* _Provided text_:
==============================

    What bits do I add? just the bots in red and black?

    • Ivan Dabic

      Hey Franklin,
      Yes, however, you can use entire snippet(s) because the not needed parts are commented out anyhow. Therefore, when you use entire snippet for, let say, htaccess, only actual codes are being applied so you don’t have to worry about which parts should be used – use entire thing and you are good to go 🙂

      • Franklin Hatchett

        Thank for this I’ve been having issues with google fonts loading up, this has fixed in on firefox and chrome, now to figure out why my fonts are still slow at loading on dafari haha

  • Hi, does the .htaccess code go on the main server or the server where the ajax request is sent?. It seems we cannot access .htaccess file on MaxCDN

    • Ivan Dabic

      Hi Nadir,

      this code goes into htaccess file that resides on your origin server that is serving files TO maxcdn. Meaning, server that is feeding us with webfonts should have above code used in htaccess (or other config files in case that your origin server doesn’t support htaccess – IIS,nginx,…).

  • Terry Zielke

    I am trying to add the nginx code to the nginx.conf file but it is giving me an error “nginx: [emerg] invalid number of arguments in “add_header” directive in /etc/nginx/nginx.conf:53″ any ideas how to fix this?

    • Ivan Dabic

      Hey Terry,
      Judging by the error it says your add_header directive might have extra argument made by accidental space or concatenated value with header name. I’d also like if you could send us the code you have on support@maxcdn.com so we can investigate and get back to you.

  • Buetto

    Thanks for help!

  • The above code didn’t help me. But this one did (apache) –

    Header set Access-Control-Allow-Origin “*”
==============================
* _Information supplied_:

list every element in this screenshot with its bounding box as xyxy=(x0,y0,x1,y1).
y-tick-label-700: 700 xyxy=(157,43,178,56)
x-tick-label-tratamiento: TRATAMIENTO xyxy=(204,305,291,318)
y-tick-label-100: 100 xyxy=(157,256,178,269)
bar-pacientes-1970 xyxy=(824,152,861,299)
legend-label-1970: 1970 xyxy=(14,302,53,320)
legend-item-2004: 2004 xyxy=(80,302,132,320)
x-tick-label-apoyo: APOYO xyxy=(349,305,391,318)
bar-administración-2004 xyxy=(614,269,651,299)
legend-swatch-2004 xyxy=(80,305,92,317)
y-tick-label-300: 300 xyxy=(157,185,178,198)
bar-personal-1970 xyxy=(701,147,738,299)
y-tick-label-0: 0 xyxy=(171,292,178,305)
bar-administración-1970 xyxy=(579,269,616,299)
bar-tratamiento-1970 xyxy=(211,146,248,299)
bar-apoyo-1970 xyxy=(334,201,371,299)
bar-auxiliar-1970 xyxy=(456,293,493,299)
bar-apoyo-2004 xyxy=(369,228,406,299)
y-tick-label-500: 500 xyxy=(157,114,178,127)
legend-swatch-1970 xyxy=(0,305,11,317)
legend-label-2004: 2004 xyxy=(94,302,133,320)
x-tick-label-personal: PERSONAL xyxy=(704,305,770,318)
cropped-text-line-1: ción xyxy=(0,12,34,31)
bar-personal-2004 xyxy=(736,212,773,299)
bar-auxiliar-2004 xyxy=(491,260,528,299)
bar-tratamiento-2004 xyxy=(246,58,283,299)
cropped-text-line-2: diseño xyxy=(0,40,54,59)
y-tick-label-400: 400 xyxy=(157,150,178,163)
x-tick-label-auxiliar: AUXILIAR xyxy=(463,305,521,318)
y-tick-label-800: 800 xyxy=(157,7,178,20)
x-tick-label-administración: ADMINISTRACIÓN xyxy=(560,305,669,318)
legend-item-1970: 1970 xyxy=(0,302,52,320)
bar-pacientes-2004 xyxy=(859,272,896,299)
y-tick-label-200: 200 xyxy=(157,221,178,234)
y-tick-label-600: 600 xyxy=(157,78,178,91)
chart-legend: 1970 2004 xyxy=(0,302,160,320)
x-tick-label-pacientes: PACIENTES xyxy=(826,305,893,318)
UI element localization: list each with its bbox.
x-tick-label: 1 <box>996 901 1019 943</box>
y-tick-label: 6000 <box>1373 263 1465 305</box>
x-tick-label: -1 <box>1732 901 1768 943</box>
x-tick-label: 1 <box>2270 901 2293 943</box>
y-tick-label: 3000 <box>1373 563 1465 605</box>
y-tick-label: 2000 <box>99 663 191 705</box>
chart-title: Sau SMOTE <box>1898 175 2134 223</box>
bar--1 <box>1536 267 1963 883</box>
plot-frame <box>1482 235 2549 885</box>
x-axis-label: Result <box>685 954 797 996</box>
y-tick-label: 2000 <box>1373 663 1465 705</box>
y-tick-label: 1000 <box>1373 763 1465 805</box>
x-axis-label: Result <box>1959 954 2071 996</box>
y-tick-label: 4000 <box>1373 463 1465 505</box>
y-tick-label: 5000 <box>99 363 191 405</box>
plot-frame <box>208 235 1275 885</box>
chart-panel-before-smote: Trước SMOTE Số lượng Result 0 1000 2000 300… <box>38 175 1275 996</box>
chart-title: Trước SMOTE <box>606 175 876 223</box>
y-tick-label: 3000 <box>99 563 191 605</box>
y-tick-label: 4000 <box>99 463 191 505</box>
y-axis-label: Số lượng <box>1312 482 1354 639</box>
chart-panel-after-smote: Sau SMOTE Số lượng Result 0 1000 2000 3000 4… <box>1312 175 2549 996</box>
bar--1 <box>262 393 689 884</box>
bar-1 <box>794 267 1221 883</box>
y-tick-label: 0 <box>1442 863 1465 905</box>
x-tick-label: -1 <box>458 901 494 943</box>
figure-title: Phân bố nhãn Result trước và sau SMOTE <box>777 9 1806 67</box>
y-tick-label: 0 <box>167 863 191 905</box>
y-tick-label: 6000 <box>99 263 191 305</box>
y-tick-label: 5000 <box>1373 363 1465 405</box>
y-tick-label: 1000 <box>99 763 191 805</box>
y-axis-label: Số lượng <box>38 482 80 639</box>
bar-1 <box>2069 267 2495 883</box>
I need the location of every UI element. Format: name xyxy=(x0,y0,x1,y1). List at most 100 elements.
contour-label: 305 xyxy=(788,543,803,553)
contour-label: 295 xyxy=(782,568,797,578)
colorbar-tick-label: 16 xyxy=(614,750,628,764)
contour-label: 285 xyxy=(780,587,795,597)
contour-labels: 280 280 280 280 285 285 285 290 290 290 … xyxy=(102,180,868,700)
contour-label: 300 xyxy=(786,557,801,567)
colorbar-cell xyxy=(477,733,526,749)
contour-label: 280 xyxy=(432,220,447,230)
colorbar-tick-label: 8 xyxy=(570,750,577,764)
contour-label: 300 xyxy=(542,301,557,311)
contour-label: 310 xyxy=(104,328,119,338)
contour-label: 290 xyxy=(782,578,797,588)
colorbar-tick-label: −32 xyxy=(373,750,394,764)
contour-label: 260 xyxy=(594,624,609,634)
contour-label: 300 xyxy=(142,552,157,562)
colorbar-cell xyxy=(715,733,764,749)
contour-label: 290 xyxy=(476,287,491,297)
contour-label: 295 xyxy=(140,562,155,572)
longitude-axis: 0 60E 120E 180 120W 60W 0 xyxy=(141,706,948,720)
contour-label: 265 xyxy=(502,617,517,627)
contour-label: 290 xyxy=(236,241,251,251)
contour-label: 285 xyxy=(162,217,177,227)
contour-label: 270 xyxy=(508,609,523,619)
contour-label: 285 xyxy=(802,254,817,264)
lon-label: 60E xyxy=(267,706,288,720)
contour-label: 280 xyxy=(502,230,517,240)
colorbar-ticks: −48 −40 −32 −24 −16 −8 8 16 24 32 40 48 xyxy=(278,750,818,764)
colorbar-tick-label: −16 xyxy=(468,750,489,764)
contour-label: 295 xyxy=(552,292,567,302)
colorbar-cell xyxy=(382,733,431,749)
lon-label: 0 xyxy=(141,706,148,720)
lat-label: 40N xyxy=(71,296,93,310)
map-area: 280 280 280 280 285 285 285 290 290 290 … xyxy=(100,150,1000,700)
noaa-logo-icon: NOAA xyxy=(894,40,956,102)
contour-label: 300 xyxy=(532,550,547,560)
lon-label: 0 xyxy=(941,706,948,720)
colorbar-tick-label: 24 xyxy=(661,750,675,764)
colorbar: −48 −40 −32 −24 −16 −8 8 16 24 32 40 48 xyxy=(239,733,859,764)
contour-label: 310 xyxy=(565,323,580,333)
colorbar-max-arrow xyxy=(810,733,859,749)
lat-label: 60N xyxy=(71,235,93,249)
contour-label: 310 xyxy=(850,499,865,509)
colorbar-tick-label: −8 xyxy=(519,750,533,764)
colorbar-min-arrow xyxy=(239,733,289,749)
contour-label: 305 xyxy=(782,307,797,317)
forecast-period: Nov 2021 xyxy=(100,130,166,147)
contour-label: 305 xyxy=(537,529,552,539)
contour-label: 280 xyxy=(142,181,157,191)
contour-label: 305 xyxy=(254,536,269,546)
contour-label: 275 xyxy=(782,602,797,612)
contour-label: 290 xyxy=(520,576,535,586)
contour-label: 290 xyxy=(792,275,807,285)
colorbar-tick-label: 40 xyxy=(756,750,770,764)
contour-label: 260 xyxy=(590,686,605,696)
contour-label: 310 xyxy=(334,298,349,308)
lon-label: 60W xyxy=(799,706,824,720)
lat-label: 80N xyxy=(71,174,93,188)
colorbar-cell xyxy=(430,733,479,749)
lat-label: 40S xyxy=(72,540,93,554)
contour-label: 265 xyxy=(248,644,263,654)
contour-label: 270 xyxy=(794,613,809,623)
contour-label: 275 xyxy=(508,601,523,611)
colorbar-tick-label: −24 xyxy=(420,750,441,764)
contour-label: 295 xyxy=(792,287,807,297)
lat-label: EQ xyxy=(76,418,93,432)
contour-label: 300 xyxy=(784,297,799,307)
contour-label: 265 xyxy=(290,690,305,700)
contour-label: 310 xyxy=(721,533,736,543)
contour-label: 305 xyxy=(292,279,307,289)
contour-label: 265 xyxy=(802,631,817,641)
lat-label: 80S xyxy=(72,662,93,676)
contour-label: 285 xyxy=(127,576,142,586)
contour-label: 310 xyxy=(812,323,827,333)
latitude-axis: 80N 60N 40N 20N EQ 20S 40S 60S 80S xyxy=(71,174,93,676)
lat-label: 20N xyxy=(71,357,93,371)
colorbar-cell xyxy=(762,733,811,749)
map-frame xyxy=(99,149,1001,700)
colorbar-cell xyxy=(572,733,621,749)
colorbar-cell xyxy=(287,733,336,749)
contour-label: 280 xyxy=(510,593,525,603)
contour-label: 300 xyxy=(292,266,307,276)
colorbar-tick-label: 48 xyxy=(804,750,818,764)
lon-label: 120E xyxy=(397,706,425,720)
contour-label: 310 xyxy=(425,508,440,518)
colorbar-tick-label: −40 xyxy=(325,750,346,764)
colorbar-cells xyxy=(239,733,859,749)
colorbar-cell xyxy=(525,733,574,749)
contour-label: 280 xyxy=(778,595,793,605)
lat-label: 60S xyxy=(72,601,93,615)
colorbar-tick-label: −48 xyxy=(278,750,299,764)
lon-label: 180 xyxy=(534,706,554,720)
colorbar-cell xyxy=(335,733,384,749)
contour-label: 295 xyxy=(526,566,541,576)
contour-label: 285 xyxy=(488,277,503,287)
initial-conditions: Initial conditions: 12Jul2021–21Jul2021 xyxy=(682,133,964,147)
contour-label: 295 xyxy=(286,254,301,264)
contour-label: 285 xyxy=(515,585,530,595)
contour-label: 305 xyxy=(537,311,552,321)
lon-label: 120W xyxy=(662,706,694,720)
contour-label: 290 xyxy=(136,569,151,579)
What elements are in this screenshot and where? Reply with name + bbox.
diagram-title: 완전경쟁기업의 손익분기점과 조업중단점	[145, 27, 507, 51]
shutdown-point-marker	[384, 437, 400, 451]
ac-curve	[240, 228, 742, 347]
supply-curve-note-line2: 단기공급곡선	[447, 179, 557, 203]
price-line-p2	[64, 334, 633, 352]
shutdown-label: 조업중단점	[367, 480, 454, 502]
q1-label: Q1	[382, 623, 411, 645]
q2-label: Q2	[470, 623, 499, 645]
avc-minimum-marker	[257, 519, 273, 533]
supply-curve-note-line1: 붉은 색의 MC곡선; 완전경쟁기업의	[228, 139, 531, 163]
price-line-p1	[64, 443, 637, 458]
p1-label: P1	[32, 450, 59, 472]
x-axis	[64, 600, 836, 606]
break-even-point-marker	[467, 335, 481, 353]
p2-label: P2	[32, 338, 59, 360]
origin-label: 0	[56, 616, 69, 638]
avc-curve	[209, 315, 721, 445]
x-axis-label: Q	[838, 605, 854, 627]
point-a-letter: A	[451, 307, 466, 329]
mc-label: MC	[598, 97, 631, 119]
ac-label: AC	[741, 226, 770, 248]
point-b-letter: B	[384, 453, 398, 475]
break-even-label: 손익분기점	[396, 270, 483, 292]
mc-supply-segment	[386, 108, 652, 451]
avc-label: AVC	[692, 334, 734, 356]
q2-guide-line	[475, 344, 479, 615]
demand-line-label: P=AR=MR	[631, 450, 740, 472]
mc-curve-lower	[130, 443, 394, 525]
==============================
* _Problem to solve_:
Repeat the passage of the forum thread on serving web fonts through MaxCDN, starting at "Thank for this" and ending at "to fix this?".

* _Answer area_:
Thank for this I’ve been having issues with google fonts loading up, this has fixed in on firefox and chrome, now to figure out why my fonts are still slow at loading on dafari haha

  • Hi, does the .htaccess code go on the main server or the server where the ajax request is sent?. It seems we cannot access .htaccess file on MaxCDN

    • Ivan Dabic

      Hi Nadir,

      this code goes into htaccess file that resides on your origin server that is serving files TO maxcdn. Meaning, server that is feeding us with webfonts should have above code used in htaccess (or other config files in case that your origin server doesn’t support htaccess – IIS,nginx,…).

  • Terry Zielke

    I am trying to add the nginx code to the nginx.conf file but it is giving me an error “nginx: [emerg] invalid number of arguments in “add_header” directive in /etc/nginx/nginx.conf:53″ any ideas how to fix this?